**Recorded data:**
┏━━

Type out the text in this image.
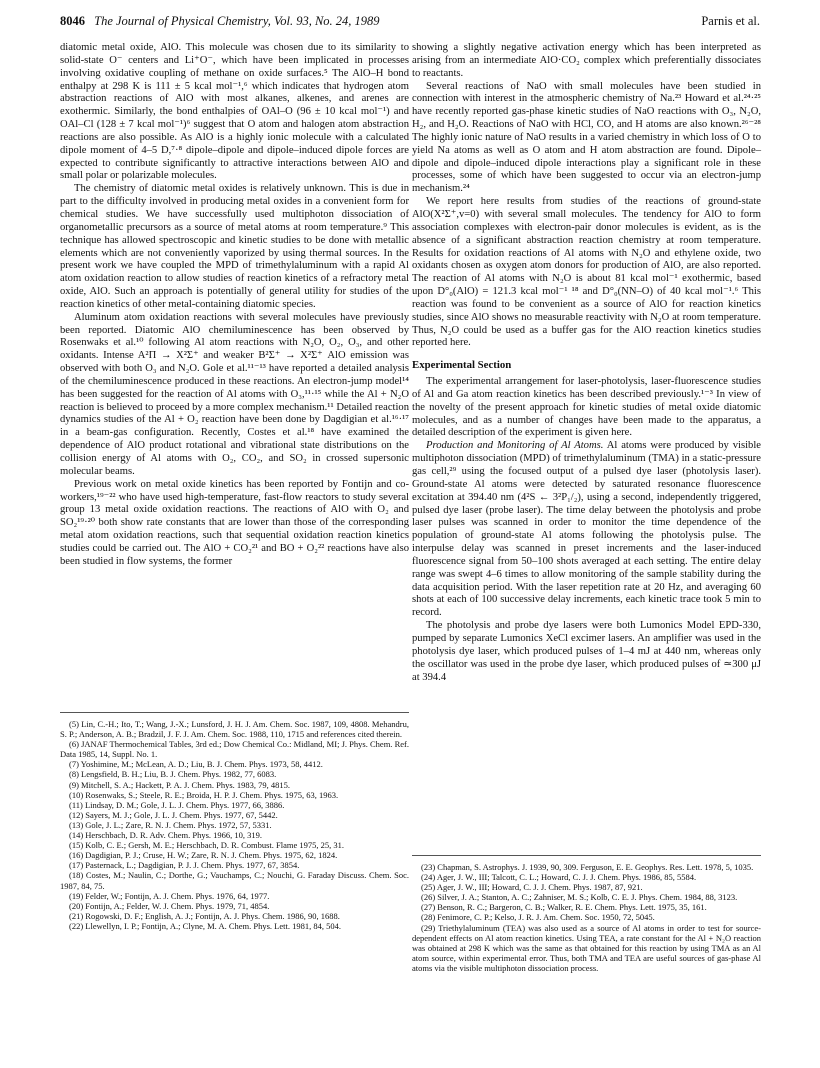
8046 The Journal of Physical Chemistry, Vol. 93, No. 24, 1989	Parnis et al.

diatomic metal oxide, AlO. This molecule was chosen due to its similarity to solid-state O⁻ centers and Li⁺O⁻, which have been implicated in processes involving oxidative coupling of methane on oxide surfaces.⁵ The AlO–H bond enthalpy at 298 K is 111 ± 5 kcal mol⁻¹,⁶ which indicates that hydrogen atom abstraction reactions of AlO with most alkanes, alkenes, and arenes are exothermic. Similarly, the bond enthalpies of OAl–O (96 ± 10 kcal mol⁻¹) and OAl–Cl (128 ± 7 kcal mol⁻¹)⁶ suggest that O atom and halogen atom abstraction reactions are also possible. As AlO is a highly ionic molecule with a calculated dipole moment of 4–5 D,⁷·⁸ dipole–dipole and dipole–induced dipole forces are expected to contribute significantly to attractive interactions between AlO and small polar or polarizable molecules.

The chemistry of diatomic metal oxides is relatively unknown. This is due in part to the difficulty involved in producing metal oxides in a convenient form for chemical studies. We have successfully used multiphoton dissociation of organometallic precursors as a source of metal atoms at room temperature.⁹ This technique has allowed spectroscopic and kinetic studies to be done with metallic elements which are not conveniently vaporized by using thermal sources. In the present work we have coupled the MPD of trimethylaluminum with a rapid Al atom oxidation reaction to allow studies of reaction kinetics of a refractory metal oxide, AlO. Such an approach is potentially of general utility for studies of the reaction kinetics of other metal-containing diatomic species.

Aluminum atom oxidation reactions with several molecules have previously been reported. Diatomic AlO chemiluminescence has been observed by Rosenwaks et al.¹⁰ following Al atom reactions with N₂O, O₂, O₃, and other oxidants. Intense A²Π → X²Σ⁺ and weaker B²Σ⁺ → X²Σ⁺ AlO emission was observed with both O₃ and N₂O. Gole et al.¹¹⁻¹³ have reported a detailed analysis of the chemiluminescence produced in these reactions. An electron-jump model¹⁴ has been suggested for the reaction of Al atoms with O₃,¹¹·¹⁵ while the Al + N₂O reaction is believed to proceed by a more complex mechanism.¹¹ Detailed reaction dynamics studies of the Al + O₂ reaction have been done by Dagdigian et al.¹⁶·¹⁷ in a beam-gas configuration. Recently, Costes et al.¹⁸ have examined the dependence of AlO product rotational and vibrational state distributions on the collision energy of Al atoms with O₂, CO₂, and SO₂ in crossed supersonic molecular beams.

Previous work on metal oxide kinetics has been reported by Fontijn and co-workers,¹⁹⁻²² who have used high-temperature, fast-flow reactors to study several group 13 metal oxide oxidation reactions. The reactions of AlO with O₂ and SO₂¹⁹·²⁰ both show rate constants that are lower than those of the corresponding metal atom oxidation reactions, such that sequential oxidation reaction kinetics studies could be carried out. The AlO + CO₂²¹ and BO + O₂²² reactions have also been studied in flow systems, the former

(5) Lin, C.-H.; Ito, T.; Wang, J.-X.; Lunsford, J. H. J. Am. Chem. Soc. 1987, 109, 4808. Mehandru, S. P.; Anderson, A. B.; Bradzil, J. F. J. Am. Chem. Soc. 1988, 110, 1715 and references cited therein.
(6) JANAF Thermochemical Tables, 3rd ed.; Dow Chemical Co.: Midland, MI; J. Phys. Chem. Ref. Data 1985, 14, Suppl. No. 1.
(7) Yoshimine, M.; McLean, A. D.; Liu, B. J. Chem. Phys. 1973, 58, 4412.
(8) Lengsfield, B. H.; Liu, B. J. Chem. Phys. 1982, 77, 6083.
(9) Mitchell, S. A.; Hackett, P. A. J. Chem. Phys. 1983, 79, 4815.
(10) Rosenwaks, S.; Steele, R. E.; Broida, H. P. J. Chem. Phys. 1975, 63, 1963.
(11) Lindsay, D. M.; Gole, J. L. J. Chem. Phys. 1977, 66, 3886.
(12) Sayers, M. J.; Gole, J. L. J. Chem. Phys. 1977, 67, 5442.
(13) Gole, J. L.; Zare, R. N. J. Chem. Phys. 1972, 57, 5331.
(14) Herschbach, D. R. Adv. Chem. Phys. 1966, 10, 319.
(15) Kolb, C. E.; Gersh, M. E.; Herschbach, D. R. Combust. Flame 1975, 25, 31.
(16) Dagdigian, P. J.; Cruse, H. W.; Zare, R. N. J. Chem. Phys. 1975, 62, 1824.
(17) Pasternack, L.; Dagdigian, P. J. J. Chem. Phys. 1977, 67, 3854.
(18) Costes, M.; Naulin, C.; Dorthe, G.; Vauchamps, C.; Nouchi, G. Faraday Discuss. Chem. Soc. 1987, 84, 75.
(19) Felder, W.; Fontijn, A. J. Chem. Phys. 1976, 64, 1977.
(20) Fontijn, A.; Felder, W. J. Chem. Phys. 1979, 71, 4854.
(21) Rogowski, D. F.; English, A. J.; Fontijn, A. J. Phys. Chem. 1986, 90, 1688.
(22) Llewellyn, I. P.; Fontijn, A.; Clyne, M. A. Chem. Phys. Lett. 1981, 84, 504.

showing a slightly negative activation energy which has been interpreted as arising from an intermediate AlO·CO₂ complex which preferentially dissociates to reactants.

Several reactions of NaO with small molecules have been studied in connection with interest in the atmospheric chemistry of Na.²³ Howard et al.²⁴·²⁵ have recently reported gas-phase kinetic studies of NaO reactions with O₃, N₂O, H₂, and H₂O. Reactions of NaO with HCl, CO, and H atoms are also known.²⁶⁻²⁸ The highly ionic nature of NaO results in a varied chemistry in which loss of O to yield Na atoms as well as O atom and H atom abstraction are found. Dipole–dipole and dipole–induced dipole interactions play a significant role in these processes, some of which have been suggested to occur via an electron-jump mechanism.²⁴

We report here results from studies of the reactions of ground-state AlO(X²Σ⁺,v=0) with several small molecules. The tendency for AlO to form association complexes with electron-pair donor molecules is evident, as is the absence of a significant abstraction reaction chemistry at room temperature. Results for oxidation reactions of Al atoms with N₂O and ethylene oxide, two oxidants chosen as oxygen atom donors for production of AlO, are also reported. The reaction of Al atoms with N₂O is about 81 kcal mol⁻¹ exothermic, based upon D°₀(AlO) = 121.3 kcal mol⁻¹ ¹⁸ and D°₀(NN–O) of 40 kcal mol⁻¹.⁶ This reaction was found to be convenient as a source of AlO for reaction kinetics studies, since AlO shows no measurable reactivity with N₂O at room temperature. Thus, N₂O could be used as a buffer gas for the AlO reaction kinetics studies reported here.

Experimental Section

The experimental arrangement for laser-photolysis, laser-fluorescence studies of Al and Ga atom reaction kinetics has been described previously.¹⁻³ In view of the novelty of the present approach for kinetic studies of metal oxide diatomic molecules, and as a number of changes have been made to the apparatus, a detailed description of the experiment is given here.

Production and Monitoring of Al Atoms. Al atoms were produced by visible multiphoton dissociation (MPD) of trimethylaluminum (TMA) in a static-pressure gas cell,²⁹ using the focused output of a pulsed dye laser (photolysis laser). Ground-state Al atoms were detected by saturated resonance fluorescence excitation at 394.40 nm (4²S ← 3²P₁/₂), using a second, independently triggered, pulsed dye laser (probe laser). The time delay between the photolysis and probe laser pulses was scanned in order to monitor the time dependence of the population of ground-state Al atoms following the photolysis pulse. The interpulse delay was scanned in preset increments and the laser-induced fluorescence signal from 50–100 shots averaged at each setting. The entire delay range was swept 4–6 times to allow monitoring of the sample stability during the data acquisition period. With the laser repetition rate at 20 Hz, and averaging 60 shots at each of 100 successive delay increments, each kinetic trace took 5 min to record.

The photolysis and probe dye lasers were both Lumonics Model EPD-330, pumped by separate Lumonics XeCl excimer lasers. An amplifier was used in the photolysis dye laser, which produced pulses of 1–4 mJ at 440 nm, whereas only the oscillator was used in the probe dye laser, which produced pulses of ≃300 μJ at 394.4

(23) Chapman, S. Astrophys. J. 1939, 90, 309. Ferguson, E. E. Geophys. Res. Lett. 1978, 5, 1035.
(24) Ager, J. W., III; Talcott, C. L.; Howard, C. J. J. Chem. Phys. 1986, 85, 5584.
(25) Ager, J. W., III; Howard, C. J. J. Chem. Phys. 1987, 87, 921.
(26) Silver, J. A.; Stanton, A. C.; Zahniser, M. S.; Kolb, C. E. J. Phys. Chem. 1984, 88, 3123.
(27) Benson, R. C.; Bargeron, C. B.; Walker, R. E. Chem. Phys. Lett. 1975, 35, 161.
(28) Fenimore, C. P.; Kelso, J. R. J. Am. Chem. Soc. 1950, 72, 5045.
(29) Triethylaluminum (TEA) was also used as a source of Al atoms in order to test for source-dependent effects on Al atom reaction kinetics. Using TEA, a rate constant for the Al + N₂O reaction was obtained at 298 K which was the same as that obtained for this reaction by using TMA as an Al atom source, within experimental error. Thus, both TMA and TEA are useful sources of gas-phase Al atoms via the visible multiphoton dissociation process.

┗━━

**What is needed:** Scan the listing above and identify each line holding the string "Herschbach"; copy every such line.

**Final result:**
(14) Herschbach, D. R. Adv. Chem. Phys. 1966, 10, 319.
(15) Kolb, C. E.; Gersh, M. E.; Herschbach, D. R. Combust. Flame 1975, 25, 31.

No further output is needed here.